* Records *

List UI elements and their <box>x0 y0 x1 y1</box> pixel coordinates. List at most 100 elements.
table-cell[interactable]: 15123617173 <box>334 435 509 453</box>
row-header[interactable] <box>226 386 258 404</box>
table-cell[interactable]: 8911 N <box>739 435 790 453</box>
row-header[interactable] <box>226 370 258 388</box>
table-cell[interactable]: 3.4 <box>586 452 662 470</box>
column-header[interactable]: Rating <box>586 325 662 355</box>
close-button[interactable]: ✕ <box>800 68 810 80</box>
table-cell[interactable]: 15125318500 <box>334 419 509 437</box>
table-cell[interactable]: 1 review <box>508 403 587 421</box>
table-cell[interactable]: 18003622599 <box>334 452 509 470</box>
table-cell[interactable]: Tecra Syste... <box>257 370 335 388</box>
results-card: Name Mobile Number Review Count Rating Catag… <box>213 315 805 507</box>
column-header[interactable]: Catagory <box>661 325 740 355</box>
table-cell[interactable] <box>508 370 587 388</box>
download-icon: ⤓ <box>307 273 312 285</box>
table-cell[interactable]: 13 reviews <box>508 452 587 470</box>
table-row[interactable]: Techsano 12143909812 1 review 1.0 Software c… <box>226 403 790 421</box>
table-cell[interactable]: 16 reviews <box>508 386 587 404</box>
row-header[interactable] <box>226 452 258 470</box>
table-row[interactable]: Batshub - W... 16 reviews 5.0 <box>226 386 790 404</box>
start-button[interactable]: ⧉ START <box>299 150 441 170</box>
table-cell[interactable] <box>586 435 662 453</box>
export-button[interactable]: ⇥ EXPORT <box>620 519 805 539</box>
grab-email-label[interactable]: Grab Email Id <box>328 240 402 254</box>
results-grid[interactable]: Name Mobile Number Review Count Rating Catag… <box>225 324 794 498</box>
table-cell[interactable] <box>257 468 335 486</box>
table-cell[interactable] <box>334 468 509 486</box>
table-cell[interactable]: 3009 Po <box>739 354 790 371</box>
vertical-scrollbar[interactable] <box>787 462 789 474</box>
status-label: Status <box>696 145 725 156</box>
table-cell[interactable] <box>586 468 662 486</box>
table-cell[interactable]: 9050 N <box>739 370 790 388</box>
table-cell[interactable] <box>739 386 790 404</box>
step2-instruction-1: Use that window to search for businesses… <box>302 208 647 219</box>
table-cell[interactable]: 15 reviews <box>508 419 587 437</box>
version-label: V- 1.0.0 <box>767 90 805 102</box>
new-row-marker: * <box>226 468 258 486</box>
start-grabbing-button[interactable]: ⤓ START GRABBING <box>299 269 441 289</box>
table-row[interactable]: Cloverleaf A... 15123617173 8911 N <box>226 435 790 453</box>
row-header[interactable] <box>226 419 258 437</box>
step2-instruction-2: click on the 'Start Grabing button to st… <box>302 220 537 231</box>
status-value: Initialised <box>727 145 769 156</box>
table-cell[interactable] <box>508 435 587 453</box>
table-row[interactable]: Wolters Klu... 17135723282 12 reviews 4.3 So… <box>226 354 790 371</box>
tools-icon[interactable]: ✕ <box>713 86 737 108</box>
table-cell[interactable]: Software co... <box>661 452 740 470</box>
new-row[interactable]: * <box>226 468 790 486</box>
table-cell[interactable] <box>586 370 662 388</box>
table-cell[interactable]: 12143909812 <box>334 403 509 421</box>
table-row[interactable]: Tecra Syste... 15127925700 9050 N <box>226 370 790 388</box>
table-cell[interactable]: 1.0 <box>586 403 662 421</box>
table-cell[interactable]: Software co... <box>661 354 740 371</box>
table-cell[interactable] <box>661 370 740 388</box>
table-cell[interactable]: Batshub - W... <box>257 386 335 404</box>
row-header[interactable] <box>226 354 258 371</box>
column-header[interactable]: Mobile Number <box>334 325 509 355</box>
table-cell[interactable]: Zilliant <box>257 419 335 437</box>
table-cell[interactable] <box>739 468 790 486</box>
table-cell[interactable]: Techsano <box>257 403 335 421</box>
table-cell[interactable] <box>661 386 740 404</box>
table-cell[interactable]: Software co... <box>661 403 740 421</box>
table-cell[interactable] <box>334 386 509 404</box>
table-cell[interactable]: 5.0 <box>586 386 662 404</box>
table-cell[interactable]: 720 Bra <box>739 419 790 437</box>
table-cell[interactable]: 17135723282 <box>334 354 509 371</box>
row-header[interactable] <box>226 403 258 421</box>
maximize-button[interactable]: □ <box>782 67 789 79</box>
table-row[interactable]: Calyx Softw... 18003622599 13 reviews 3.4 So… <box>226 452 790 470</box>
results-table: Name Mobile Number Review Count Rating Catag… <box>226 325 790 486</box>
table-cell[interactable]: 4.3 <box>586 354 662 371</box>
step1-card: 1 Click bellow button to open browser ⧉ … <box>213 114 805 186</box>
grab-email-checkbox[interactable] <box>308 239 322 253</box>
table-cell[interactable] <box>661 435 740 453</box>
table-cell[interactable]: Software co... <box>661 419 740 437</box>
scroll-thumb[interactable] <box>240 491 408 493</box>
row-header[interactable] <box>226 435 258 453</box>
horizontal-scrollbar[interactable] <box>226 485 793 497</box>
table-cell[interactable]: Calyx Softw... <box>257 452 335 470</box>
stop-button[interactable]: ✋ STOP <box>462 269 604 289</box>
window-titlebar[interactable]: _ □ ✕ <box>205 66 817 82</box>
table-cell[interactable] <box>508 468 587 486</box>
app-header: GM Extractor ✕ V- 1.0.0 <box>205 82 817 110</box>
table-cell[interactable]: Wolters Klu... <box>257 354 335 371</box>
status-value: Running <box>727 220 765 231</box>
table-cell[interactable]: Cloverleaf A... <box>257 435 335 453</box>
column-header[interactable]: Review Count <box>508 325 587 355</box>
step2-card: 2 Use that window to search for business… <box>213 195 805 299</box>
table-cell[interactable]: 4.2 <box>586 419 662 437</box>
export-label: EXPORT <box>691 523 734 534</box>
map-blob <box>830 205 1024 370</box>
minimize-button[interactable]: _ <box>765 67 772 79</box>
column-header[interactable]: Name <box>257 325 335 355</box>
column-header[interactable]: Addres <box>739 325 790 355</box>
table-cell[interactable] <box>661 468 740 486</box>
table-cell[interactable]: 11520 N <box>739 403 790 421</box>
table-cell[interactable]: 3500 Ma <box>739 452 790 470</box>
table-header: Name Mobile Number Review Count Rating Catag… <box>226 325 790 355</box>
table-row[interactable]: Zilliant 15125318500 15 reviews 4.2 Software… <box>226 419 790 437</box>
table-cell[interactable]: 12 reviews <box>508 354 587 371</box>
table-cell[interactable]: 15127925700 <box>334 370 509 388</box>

* Work to be completed *
Please give every line of the records above as a Markdown table with the columns "Row" and "Line", skipping any blank lines.

* Solution to the exercise *
| Row | Line |
|---|---|
| 1 | List UI elements and their <box>x0 y0 x1 y1</box> pixel coordinates. List at most 100 elements. |
| 2 | table-cell[interactable]: 15123617173 <box>334 435 509 453</box> |
| 3 | row-header[interactable] <box>226 386 258 404</box> |
| 4 | table-cell[interactable]: 8911 N <box>739 435 790 453</box> |
| 5 | row-header[interactable] <box>226 370 258 388</box> |
| 6 | table-cell[interactable]: 3.4 <box>586 452 662 470</box> |
| 7 | column-header[interactable]: Rating <box>586 325 662 355</box> |
| 8 | close-button[interactable]: ✕ <box>800 68 810 80</box> |
| 9 | table-cell[interactable]: 15125318500 <box>334 419 509 437</box> |
| 10 | table-cell[interactable]: 1 review <box>508 403 587 421</box> |
| 11 | table-cell[interactable]: 18003622599 <box>334 452 509 470</box> |
| 12 | table-cell[interactable]: Tecra Syste... <box>257 370 335 388</box> |
| 13 | results-card: Name Mobile Number Review Count Rating Catag… <box>213 315 805 507</box> |
| 14 | column-header[interactable]: Catagory <box>661 325 740 355</box> |
| 15 | table-cell[interactable] <box>508 370 587 388</box> |
| 16 | download-icon: ⤓ <box>307 273 312 285</box> |
| 17 | table-cell[interactable]: 13 reviews <box>508 452 587 470</box> |
| 18 | table-row[interactable]: Techsano 12143909812 1 review 1.0 Software c… <box>226 403 790 421</box> |
| 19 | table-cell[interactable]: 16 reviews <box>508 386 587 404</box> |
| 20 | row-header[interactable] <box>226 452 258 470</box> |
| 21 | table-row[interactable]: Batshub - W... 16 reviews 5.0 <box>226 386 790 404</box> |
| 22 | start-button[interactable]: ⧉ START <box>299 150 441 170</box> |
| 23 | table-cell[interactable] <box>586 435 662 453</box> |
| 24 | export-button[interactable]: ⇥ EXPORT <box>620 519 805 539</box> |
| 25 | grab-email-label[interactable]: Grab Email Id <box>328 240 402 254</box> |
| 26 | results-grid[interactable]: Name Mobile Number Review Count Rating Catag… <box>225 324 794 498</box> |
| 27 | table-cell[interactable] <box>257 468 335 486</box> |
| 28 | table-cell[interactable] <box>334 468 509 486</box> |
| 29 | table-cell[interactable]: 3009 Po <box>739 354 790 371</box> |
| 30 | vertical-scrollbar[interactable] <box>787 462 789 474</box> |
| 31 | status-label: Status <box>696 145 725 156</box> |
| 32 | table-cell[interactable] <box>586 468 662 486</box> |
| 33 | table-cell[interactable]: 9050 N <box>739 370 790 388</box> |
| 34 | table-cell[interactable] <box>739 386 790 404</box> |
| 35 | step2-instruction-1: Use that window to search for businesses… <box>302 208 647 219</box> |
| 36 | table-cell[interactable]: 15 reviews <box>508 419 587 437</box> |
| 37 | version-label: V- 1.0.0 <box>767 90 805 102</box> |
| 38 | new-row-marker: * <box>226 468 258 486</box> |
| 39 | start-grabbing-button[interactable]: ⤓ START GRABBING <box>299 269 441 289</box> |
| 40 | table-row[interactable]: Cloverleaf A... 15123617173 8911 N <box>226 435 790 453</box> |
| 41 | row-header[interactable] <box>226 419 258 437</box> |
| 42 | step2-instruction-2: click on the 'Start Grabing button to st… <box>302 220 537 231</box> |
| 43 | status-value: Initialised <box>727 145 769 156</box> |
| 44 | table-cell[interactable] <box>508 435 587 453</box> |
| 45 | table-row[interactable]: Wolters Klu... 17135723282 12 reviews 4.3 So… <box>226 354 790 371</box> |
| 46 | tools-icon[interactable]: ✕ <box>713 86 737 108</box> |
| 47 | table-cell[interactable]: Software co... <box>661 452 740 470</box> |
| 48 | new-row[interactable]: * <box>226 468 790 486</box> |
| 49 | table-cell[interactable] <box>586 370 662 388</box> |
| 50 | table-cell[interactable]: 12143909812 <box>334 403 509 421</box> |
| 51 | table-row[interactable]: Tecra Syste... 15127925700 9050 N <box>226 370 790 388</box> |
| 52 | table-cell[interactable]: 1.0 <box>586 403 662 421</box> |
| 53 | table-cell[interactable]: Software co... <box>661 354 740 371</box> |
| 54 | table-cell[interactable] <box>661 370 740 388</box> |
| 55 | table-cell[interactable]: Batshub - W... <box>257 386 335 404</box> |
| 56 | row-header[interactable] <box>226 354 258 371</box> |
| 57 | column-header[interactable]: Mobile Number <box>334 325 509 355</box> |
| 58 | table-cell[interactable]: Zilliant <box>257 419 335 437</box> |
| 59 | table-cell[interactable] <box>739 468 790 486</box> |
| 60 | table-cell[interactable]: Techsano <box>257 403 335 421</box> |
| 61 | table-cell[interactable] <box>661 386 740 404</box> |
| 62 | table-cell[interactable]: Software co... <box>661 403 740 421</box> |
| 63 | table-cell[interactable] <box>334 386 509 404</box> |
| 64 | table-cell[interactable]: 5.0 <box>586 386 662 404</box> |
| 65 | table-cell[interactable]: 720 Bra <box>739 419 790 437</box> |
| 66 | table-cell[interactable]: 17135723282 <box>334 354 509 371</box> |
| 67 | row-header[interactable] <box>226 403 258 421</box> |
| 68 | maximize-button[interactable]: □ <box>782 67 789 79</box> |
| 69 | table-row[interactable]: Calyx Softw... 18003622599 13 reviews 3.4 So… <box>226 452 790 470</box> |
| 70 | results-table: Name Mobile Number Review Count Rating Catag… <box>226 325 790 486</box> |
| 71 | table-cell[interactable]: 4.3 <box>586 354 662 371</box> |
| 72 | step1-card: 1 Click bellow button to open browser ⧉ … <box>213 114 805 186</box> |
| 73 | grab-email-checkbox[interactable] <box>308 239 322 253</box> |
| 74 | table-cell[interactable] <box>661 435 740 453</box> |
| 75 | table-cell[interactable]: Software co... <box>661 419 740 437</box> |
| 76 | scroll-thumb[interactable] <box>240 491 408 493</box> |
| 77 | row-header[interactable] <box>226 435 258 453</box> |
| 78 | horizontal-scrollbar[interactable] <box>226 485 793 497</box> |
| 79 | table-cell[interactable]: Calyx Softw... <box>257 452 335 470</box> |
| 80 | stop-button[interactable]: ✋ STOP <box>462 269 604 289</box> |
| 81 | window-titlebar[interactable]: _ □ ✕ <box>205 66 817 82</box> |
| 82 | table-cell[interactable] <box>508 468 587 486</box> |
| 83 | app-header: GM Extractor ✕ V- 1.0.0 <box>205 82 817 110</box> |
| 84 | table-cell[interactable]: Wolters Klu... <box>257 354 335 371</box> |
| 85 | status-value: Running <box>727 220 765 231</box> |
| 86 | table-cell[interactable]: Cloverleaf A... <box>257 435 335 453</box> |
| 87 | column-header[interactable]: Review Count <box>508 325 587 355</box> |
| 88 | step2-card: 2 Use that window to search for business… <box>213 195 805 299</box> |
| 89 | table-cell[interactable]: 4.2 <box>586 419 662 437</box> |
| 90 | export-label: EXPORT <box>691 523 734 534</box> |
| 91 | map-blob <box>830 205 1024 370</box> |
| 92 | minimize-button[interactable]: _ <box>765 67 772 79</box> |
| 93 | column-header[interactable]: Name <box>257 325 335 355</box> |
| 94 | column-header[interactable]: Addres <box>739 325 790 355</box> |
| 95 | table-cell[interactable] <box>661 468 740 486</box> |
| 96 | table-cell[interactable]: 11520 N <box>739 403 790 421</box> |
| 97 | table-cell[interactable]: 3500 Ma <box>739 452 790 470</box> |
| 98 | table-header: Name Mobile Number Review Count Rating Catag… <box>226 325 790 355</box> |
| 99 | table-row[interactable]: Zilliant 15125318500 15 reviews 4.2 Software… <box>226 419 790 437</box> |
| 100 | table-cell[interactable]: 12 reviews <box>508 354 587 371</box> |
| 101 | table-cell[interactable]: 15127925700 <box>334 370 509 388</box> |